_Given records:_
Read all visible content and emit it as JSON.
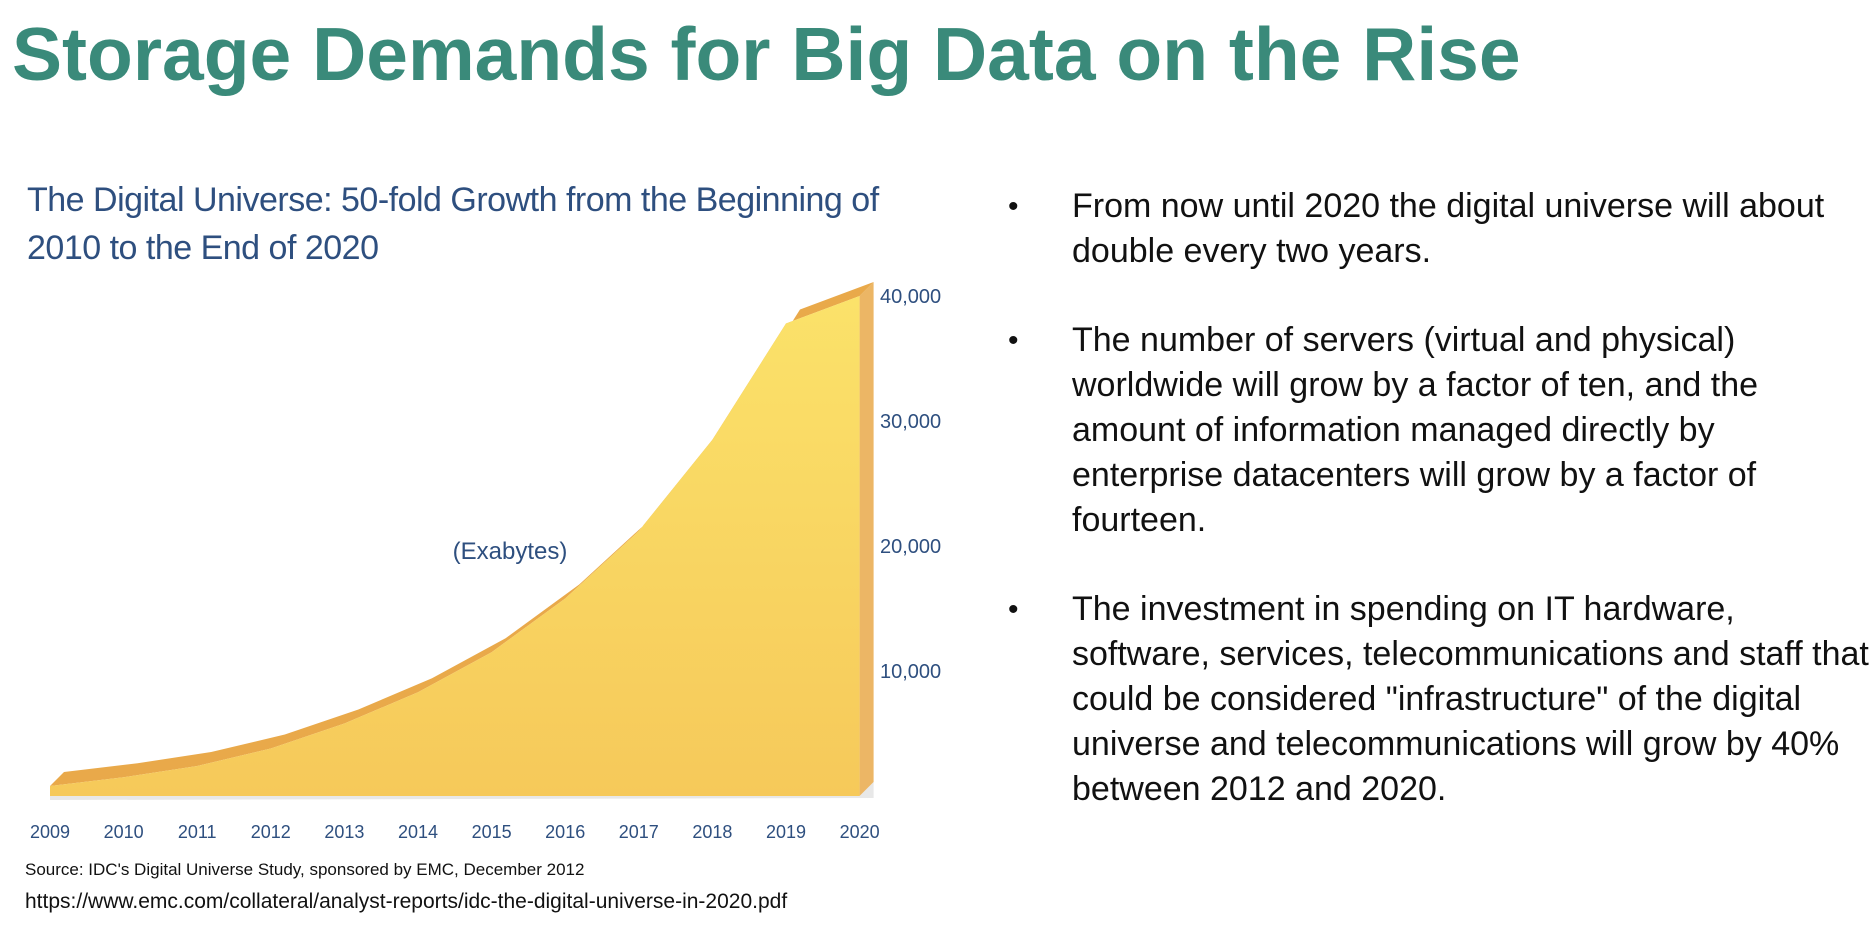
{
  "slide": {
    "title": "Storage Demands for Big Data on the Rise"
  },
  "chart_data": {
    "type": "area",
    "title": "The Digital Universe: 50-fold Growth from the Beginning of 2010 to the End of 2020",
    "unit_label": "(Exabytes)",
    "categories": [
      "2009",
      "2010",
      "2011",
      "2012",
      "2013",
      "2014",
      "2015",
      "2016",
      "2017",
      "2018",
      "2019",
      "2020"
    ],
    "values": [
      800,
      1500,
      2400,
      3800,
      5800,
      8300,
      11500,
      15800,
      21200,
      28500,
      37800,
      40000
    ],
    "y_ticks": [
      "10,000",
      "20,000",
      "30,000",
      "40,000"
    ],
    "y_tick_values": [
      10000,
      20000,
      30000,
      40000
    ],
    "ylim": [
      0,
      40000
    ],
    "legend": "none",
    "grid": false,
    "colors": {
      "area_top": "#fbe26a",
      "area_bottom": "#f6c95a",
      "ridge": "#e9a94a",
      "text": "#2e4f7f"
    }
  },
  "source": {
    "note": "Source: IDC's Digital Universe Study, sponsored by EMC, December 2012",
    "url": "https://www.emc.com/collateral/analyst-reports/idc-the-digital-universe-in-2020.pdf"
  },
  "bullet_symbol": "•",
  "bullets": [
    "From now until 2020 the digital universe will about double every two years.",
    "The number of servers (virtual and physical) worldwide will grow by a factor of ten, and the amount of information managed directly by enterprise datacenters will grow by a factor of fourteen.",
    "The investment in spending on IT hardware, software, services, telecommunications and staff that could be considered \"infrastructure\" of the digital universe and telecommunications will grow by 40% between 2012 and 2020."
  ]
}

_Problem description:_
Write out the entries above verbatim; the pictures do not belong in your copy.

_Output for this exercise:_
Read all visible content and emit it as JSON.
{
  "slide": {
    "title": "Storage Demands for Big Data on the Rise"
  },
  "chart_data": {
    "type": "area",
    "title": "The Digital Universe: 50-fold Growth from the Beginning of 2010 to the End of 2020",
    "unit_label": "(Exabytes)",
    "categories": [
      "2009",
      "2010",
      "2011",
      "2012",
      "2013",
      "2014",
      "2015",
      "2016",
      "2017",
      "2018",
      "2019",
      "2020"
    ],
    "values": [
      800,
      1500,
      2400,
      3800,
      5800,
      8300,
      11500,
      15800,
      21200,
      28500,
      37800,
      40000
    ],
    "y_ticks": [
      "10,000",
      "20,000",
      "30,000",
      "40,000"
    ],
    "y_tick_values": [
      10000,
      20000,
      30000,
      40000
    ],
    "ylim": [
      0,
      40000
    ],
    "legend": "none",
    "grid": false,
    "colors": {
      "area_top": "#fbe26a",
      "area_bottom": "#f6c95a",
      "ridge": "#e9a94a",
      "text": "#2e4f7f"
    }
  },
  "source": {
    "note": "Source: IDC's Digital Universe Study, sponsored by EMC, December 2012",
    "url": "https://www.emc.com/collateral/analyst-reports/idc-the-digital-universe-in-2020.pdf"
  },
  "bullet_symbol": "•",
  "bullets": [
    "From now until 2020 the digital universe will about double every two years.",
    "The number of servers (virtual and physical) worldwide will grow by a factor of ten, and the amount of information managed directly by enterprise datacenters will grow by a factor of fourteen.",
    "The investment in spending on IT hardware, software, services, telecommunications and staff that could be considered \"infrastructure\" of the digital universe and telecommunications will grow by 40% between 2012 and 2020."
  ]
}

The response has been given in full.